Description of the task:
For each line below that includes the word "modulus", make a copy.

Given records:
________________

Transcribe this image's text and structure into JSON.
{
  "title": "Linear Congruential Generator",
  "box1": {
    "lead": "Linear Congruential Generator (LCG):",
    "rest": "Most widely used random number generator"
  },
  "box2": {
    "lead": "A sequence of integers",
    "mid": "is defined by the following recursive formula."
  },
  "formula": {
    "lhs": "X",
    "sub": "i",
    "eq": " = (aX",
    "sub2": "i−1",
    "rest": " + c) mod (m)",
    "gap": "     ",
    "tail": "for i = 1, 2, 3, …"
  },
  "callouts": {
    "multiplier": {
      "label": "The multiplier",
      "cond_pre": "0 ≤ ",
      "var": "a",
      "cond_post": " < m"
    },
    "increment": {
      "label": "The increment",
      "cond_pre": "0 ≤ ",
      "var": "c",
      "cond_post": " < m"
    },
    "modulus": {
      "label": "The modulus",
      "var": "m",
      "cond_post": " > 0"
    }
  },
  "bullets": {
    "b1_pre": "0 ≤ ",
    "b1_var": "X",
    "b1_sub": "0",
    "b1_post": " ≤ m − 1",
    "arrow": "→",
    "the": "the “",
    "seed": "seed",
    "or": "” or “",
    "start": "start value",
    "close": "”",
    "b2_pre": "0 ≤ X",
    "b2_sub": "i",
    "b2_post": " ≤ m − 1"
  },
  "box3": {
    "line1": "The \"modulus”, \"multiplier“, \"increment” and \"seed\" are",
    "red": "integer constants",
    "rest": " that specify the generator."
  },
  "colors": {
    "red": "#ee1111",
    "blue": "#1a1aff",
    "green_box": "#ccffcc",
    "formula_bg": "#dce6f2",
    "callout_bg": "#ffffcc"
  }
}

________________

Exercise response:
    "modulus": {
      "label": "The modulus",
    "line1": "The \"modulus”, \"multiplier“, \"increment” and \"seed\" are",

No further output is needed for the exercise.